#### TEXT SECTION ####

No previous analyses have specifically focused on GLP-1RAs approved in China. Therefore, the indirect comparison evidence established through the present study provides clinically important evidence to physicians in China who treat over a quarter of the world’s diabetes population [1]. In addition, the present analysis included two regimens that were not analyzed in any previous NMAs of GLP-1RAs to our knowledge, which was likely related to the unique portfolio of GLP-1RAs in China. As such, at least part of the evidence on comparative effectiveness from the present study had not been highlighted previously. Such comparative evidence is critical for clinicians to make patient-centered treatment decisions that need to comprehensively take into account efficacy, safety, and costs to local patients.

Whereas part of the evidence from the present analysis is novel, part of it also confirmed some previous findings from the literature. For example, an NMA of GLP-1RAs by Zaccardi et al. estimated that dulaglutide 0.75 mg QW, dulaglutide 1.5 mg QW, and exenatide 2 mg QW reduced HbA1c by − 1.2%, − 1.4%, and − 1.3%, respectively [7]. The corresponding estimates are − 1.0%, − 1.1%, and − 1.0% in the present study, which are generally in line with the existing evidence. However, the present analysis suggested no statistically significant difference between dulaglutide 0.75 mg QW and dulaglutide 1.5 mg QW in terms of HbA1c reduction, yet the Zaccardi et al. study did find significant difference. This was probably attributable to both different studies included in analyses and inconsistent restrictions on the follow-up periods of eligible trials.

#### SUPPLIED INFORMATION ####

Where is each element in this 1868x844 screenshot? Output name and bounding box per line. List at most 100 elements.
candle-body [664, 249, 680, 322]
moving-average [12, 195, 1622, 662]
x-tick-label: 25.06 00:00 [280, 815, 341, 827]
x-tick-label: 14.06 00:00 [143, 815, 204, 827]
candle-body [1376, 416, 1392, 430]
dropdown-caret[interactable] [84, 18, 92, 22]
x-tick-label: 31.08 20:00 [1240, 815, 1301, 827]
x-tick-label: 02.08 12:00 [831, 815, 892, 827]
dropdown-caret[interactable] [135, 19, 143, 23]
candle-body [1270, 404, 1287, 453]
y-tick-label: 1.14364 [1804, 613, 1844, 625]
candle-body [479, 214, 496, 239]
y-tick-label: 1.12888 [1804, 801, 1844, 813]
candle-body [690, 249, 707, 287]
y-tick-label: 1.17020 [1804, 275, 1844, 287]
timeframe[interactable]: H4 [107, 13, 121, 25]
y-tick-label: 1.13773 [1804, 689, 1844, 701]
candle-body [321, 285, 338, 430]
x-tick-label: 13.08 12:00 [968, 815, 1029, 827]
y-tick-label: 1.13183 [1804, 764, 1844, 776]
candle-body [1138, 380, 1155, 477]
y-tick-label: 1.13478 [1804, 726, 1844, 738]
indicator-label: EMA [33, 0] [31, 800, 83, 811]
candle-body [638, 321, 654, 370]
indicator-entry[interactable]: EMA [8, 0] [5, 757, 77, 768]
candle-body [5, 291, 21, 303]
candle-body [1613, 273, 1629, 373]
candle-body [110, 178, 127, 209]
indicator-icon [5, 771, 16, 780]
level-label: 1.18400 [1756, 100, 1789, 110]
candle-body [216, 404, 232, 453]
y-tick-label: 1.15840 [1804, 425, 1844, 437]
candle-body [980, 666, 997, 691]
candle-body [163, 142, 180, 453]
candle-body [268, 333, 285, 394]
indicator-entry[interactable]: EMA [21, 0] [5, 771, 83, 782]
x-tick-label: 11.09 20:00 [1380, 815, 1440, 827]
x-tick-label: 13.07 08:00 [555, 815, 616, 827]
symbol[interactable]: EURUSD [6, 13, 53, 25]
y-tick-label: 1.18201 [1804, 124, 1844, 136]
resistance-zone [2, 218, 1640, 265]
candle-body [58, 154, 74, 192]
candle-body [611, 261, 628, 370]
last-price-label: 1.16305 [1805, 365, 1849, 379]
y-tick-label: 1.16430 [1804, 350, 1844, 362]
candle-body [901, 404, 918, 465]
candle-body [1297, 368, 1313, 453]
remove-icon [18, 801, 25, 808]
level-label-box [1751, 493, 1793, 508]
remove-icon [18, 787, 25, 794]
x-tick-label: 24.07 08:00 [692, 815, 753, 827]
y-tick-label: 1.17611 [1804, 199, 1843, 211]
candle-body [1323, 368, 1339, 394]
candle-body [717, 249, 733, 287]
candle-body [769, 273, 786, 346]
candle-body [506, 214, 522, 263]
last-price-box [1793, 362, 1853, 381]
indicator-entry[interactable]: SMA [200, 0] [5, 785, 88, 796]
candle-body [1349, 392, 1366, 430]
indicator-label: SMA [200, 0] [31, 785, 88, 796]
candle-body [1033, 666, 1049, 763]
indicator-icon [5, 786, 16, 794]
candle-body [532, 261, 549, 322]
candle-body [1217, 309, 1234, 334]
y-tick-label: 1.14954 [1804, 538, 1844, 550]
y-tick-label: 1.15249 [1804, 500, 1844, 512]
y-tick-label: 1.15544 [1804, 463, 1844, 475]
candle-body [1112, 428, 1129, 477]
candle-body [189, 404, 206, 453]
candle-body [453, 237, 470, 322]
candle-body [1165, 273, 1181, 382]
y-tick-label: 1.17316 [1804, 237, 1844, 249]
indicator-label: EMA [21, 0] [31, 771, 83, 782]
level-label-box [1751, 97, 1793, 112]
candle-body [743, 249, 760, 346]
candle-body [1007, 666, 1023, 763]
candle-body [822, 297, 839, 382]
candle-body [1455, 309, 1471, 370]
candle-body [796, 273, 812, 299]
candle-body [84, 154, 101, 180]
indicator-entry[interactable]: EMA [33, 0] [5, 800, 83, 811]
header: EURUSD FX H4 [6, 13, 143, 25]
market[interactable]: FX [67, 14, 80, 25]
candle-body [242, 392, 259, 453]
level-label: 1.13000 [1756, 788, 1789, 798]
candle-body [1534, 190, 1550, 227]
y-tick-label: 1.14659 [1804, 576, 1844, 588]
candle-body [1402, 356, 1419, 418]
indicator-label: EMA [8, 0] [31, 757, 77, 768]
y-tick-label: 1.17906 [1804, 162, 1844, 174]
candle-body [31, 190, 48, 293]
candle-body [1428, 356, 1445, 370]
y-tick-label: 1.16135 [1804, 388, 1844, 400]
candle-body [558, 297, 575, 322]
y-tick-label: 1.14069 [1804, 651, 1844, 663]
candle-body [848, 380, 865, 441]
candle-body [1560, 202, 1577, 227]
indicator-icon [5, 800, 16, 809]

####

* _WHAT THIS TASK INVOLVES_: Extend the discussion of GLP-1 receptor agonists past its final sentence. The material stands apart from the discussion of GLP-1 receptor agonists.

* _ANSWER TO THIS PROBLEM_:
The findings of the study must be interpreted with caveats. On the basis of the descriptive statistics of the baseline characteristics as well as the heterogeneity tests, there might be some systematic difference across trials. Although frequentist and Bayesian RE models were used to analyze the data, they might not have fully accounted for the heterogeneity due to unbalanced patient characteristics across regimens such as body weight and BMI. Also, the values of the outcomes were dependent on their baseline levels, yet some of the studies did not report baseline-adjusted change. For example, some studies reported LS means of HbA1c change while others reported the means of simple pre–post difference. The latter would not have accounted for the baseline, but both were considered acceptable and were pooled together for evidence synthesis. In addition, data imputation was inevitable in the present study, which could undermine the validity of the results if not conducted appropriately. Unfortunately, the validity of the imputation could not be verified or tested. Moreover, the number of studies and the sample sizes of some regimens were limited. For example, data on liraglutide 0.9 mg QW were from two studies in Japan. Consequently, all indirect comparisons between liraglutide 0.9 mg QW and other regimens anchored on these studies, engendering potentially non-robust results. It is important to take into account such uncertainty when using the evidence. Notwithstanding these limitations, the present study provided useful insights into the comparative effectiveness of GLP-1RAs.

Future clinical and observational studies should try to establish evidence on additional attributes of the comparative effectiveness of GLP-1RAs. For example, the present study only examined endpoints between 24 and 30 weeks. Long-term outcomes may be equally important. The number of studies that examined GLP-1RA agents for a year or longer was much smaller than that of 24–30 weeks such that comparisons of outcomes in longer terms were unlikely to be robust. However, such comparisons should be conducted when the information in the literature becomes sufficient. Moreover, most of the clinical trial reports did not analyze the relative effectiveness by demographic subpopulations, which also limited the feasibility of NMAs by subgroups. Future studies should shed light on the modification effects of demographic parameters if possible.

Conclusion

Not all GLP-1RAs approved in China have equal glycemic control effects, nor do they have equal effects on other cardiometabolic indicators. Clinicians should choose therapies on the basis of the comparative effectiveness profiles of the agents as well as the need of patients.